>> START Dataset content

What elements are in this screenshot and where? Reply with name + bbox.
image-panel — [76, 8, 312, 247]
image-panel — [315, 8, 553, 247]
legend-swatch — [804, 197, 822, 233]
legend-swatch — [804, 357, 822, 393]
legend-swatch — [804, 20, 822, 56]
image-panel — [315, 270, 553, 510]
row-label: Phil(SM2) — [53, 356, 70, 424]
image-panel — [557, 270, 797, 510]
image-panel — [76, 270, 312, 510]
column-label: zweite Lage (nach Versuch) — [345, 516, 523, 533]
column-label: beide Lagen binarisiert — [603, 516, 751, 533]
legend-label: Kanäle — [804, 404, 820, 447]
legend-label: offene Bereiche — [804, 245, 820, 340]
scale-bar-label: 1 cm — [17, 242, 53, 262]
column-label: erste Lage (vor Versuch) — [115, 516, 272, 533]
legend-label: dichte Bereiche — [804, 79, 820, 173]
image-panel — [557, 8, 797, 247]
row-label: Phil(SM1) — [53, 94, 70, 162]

>> END Dataset content
>> START Dataset content

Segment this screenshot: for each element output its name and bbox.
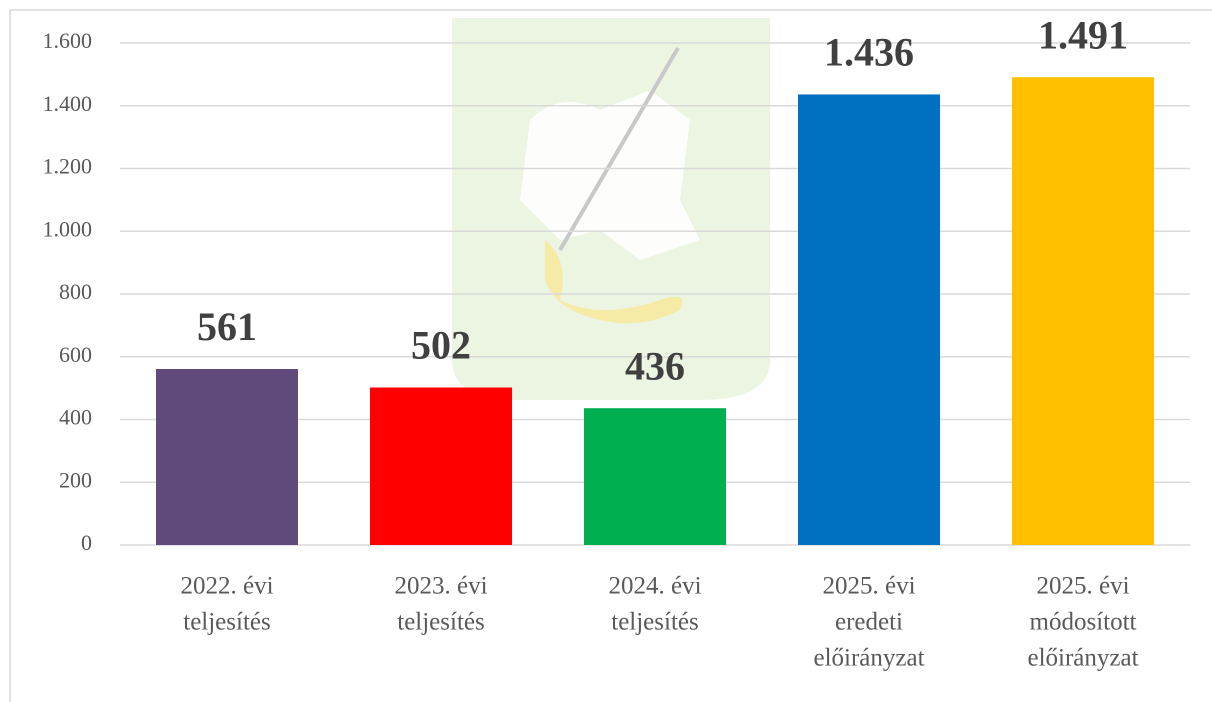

>> END Dataset content

The problem = Format the material from the line containing "What elements are" through the line containing "row-label: Phil(SM1) — [53, 94, 70, 162]" as a JSON list of strings, one string per line, with blank lines omitted.

The reply =
[
  "What elements are in this screenshot and where? Reply with name + bbox.",
  "image-panel — [76, 8, 312, 247]",
  "image-panel — [315, 8, 553, 247]",
  "legend-swatch — [804, 197, 822, 233]",
  "legend-swatch — [804, 357, 822, 393]",
  "legend-swatch — [804, 20, 822, 56]",
  "image-panel — [315, 270, 553, 510]",
  "row-label: Phil(SM2) — [53, 356, 70, 424]",
  "image-panel — [557, 270, 797, 510]",
  "image-panel — [76, 270, 312, 510]",
  "column-label: zweite Lage (nach Versuch) — [345, 516, 523, 533]",
  "column-label: beide Lagen binarisiert — [603, 516, 751, 533]",
  "legend-label: Kanäle — [804, 404, 820, 447]",
  "legend-label: offene Bereiche — [804, 245, 820, 340]",
  "scale-bar-label: 1 cm — [17, 242, 53, 262]",
  "column-label: erste Lage (vor Versuch) — [115, 516, 272, 533]",
  "legend-label: dichte Bereiche — [804, 79, 820, 173]",
  "image-panel — [557, 8, 797, 247]",
  "row-label: Phil(SM1) — [53, 94, 70, 162]"
]